Below are some records. Pull every line that contains the word "Measured".

★ ★ ★ ★

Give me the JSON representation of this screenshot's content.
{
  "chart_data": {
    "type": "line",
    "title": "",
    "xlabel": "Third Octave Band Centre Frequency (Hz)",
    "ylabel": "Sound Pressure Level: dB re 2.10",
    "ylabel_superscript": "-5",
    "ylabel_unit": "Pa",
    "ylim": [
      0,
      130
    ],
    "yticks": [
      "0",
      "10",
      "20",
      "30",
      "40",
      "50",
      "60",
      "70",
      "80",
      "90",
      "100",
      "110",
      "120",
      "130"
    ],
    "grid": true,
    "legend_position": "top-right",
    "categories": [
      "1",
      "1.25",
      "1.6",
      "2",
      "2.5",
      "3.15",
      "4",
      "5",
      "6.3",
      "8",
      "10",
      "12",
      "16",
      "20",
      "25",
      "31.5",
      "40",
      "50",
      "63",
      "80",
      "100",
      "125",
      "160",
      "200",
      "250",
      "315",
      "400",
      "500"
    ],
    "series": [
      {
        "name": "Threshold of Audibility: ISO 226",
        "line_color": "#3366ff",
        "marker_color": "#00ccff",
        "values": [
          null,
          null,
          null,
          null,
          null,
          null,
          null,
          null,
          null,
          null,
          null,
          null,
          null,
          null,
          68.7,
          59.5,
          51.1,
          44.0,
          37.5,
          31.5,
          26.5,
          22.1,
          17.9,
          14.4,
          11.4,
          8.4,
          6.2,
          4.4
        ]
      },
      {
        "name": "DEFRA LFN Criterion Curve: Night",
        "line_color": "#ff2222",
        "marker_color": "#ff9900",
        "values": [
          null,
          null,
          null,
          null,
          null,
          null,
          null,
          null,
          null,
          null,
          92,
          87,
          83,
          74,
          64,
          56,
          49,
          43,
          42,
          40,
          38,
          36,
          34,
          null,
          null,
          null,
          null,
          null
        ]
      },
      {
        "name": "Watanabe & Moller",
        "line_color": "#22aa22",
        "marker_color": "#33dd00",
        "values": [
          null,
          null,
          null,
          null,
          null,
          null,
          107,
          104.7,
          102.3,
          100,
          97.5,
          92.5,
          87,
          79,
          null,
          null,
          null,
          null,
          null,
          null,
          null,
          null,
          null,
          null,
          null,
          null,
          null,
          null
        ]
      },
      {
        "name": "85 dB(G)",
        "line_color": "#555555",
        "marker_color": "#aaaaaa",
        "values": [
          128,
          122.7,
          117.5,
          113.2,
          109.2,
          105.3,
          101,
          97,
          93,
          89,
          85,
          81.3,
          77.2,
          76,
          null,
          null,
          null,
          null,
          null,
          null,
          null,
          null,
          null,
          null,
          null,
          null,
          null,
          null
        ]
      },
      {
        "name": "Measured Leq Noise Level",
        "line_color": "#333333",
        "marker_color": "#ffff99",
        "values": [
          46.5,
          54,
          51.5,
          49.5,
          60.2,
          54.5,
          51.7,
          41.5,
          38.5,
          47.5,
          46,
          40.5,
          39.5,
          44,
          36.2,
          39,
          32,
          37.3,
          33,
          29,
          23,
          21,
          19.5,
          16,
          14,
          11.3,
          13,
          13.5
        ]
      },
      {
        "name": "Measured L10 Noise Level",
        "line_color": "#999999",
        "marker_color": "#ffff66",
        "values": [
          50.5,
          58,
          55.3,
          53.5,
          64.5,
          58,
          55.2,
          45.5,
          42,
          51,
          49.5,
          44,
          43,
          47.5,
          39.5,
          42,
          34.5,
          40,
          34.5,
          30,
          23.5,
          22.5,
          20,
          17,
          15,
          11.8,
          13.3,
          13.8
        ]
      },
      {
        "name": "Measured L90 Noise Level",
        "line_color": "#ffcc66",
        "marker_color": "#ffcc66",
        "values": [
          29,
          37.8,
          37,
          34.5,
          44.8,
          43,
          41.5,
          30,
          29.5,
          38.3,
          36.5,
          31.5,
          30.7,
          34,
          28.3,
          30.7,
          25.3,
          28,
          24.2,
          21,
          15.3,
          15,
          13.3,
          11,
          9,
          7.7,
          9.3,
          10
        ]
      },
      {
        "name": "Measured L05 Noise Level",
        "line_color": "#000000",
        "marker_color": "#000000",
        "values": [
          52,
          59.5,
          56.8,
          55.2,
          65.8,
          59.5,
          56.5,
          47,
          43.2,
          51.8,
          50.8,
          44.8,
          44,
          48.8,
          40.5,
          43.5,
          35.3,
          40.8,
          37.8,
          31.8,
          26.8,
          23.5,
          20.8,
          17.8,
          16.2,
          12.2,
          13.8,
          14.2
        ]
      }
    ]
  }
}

★ ★ ★ ★

**RESPONSE TO THE TASK:**
        "name": "Measured Leq Noise Level",
        "name": "Measured L10 Noise Level",
        "name": "Measured L90 Noise Level",
        "name": "Measured L05 Noise Level",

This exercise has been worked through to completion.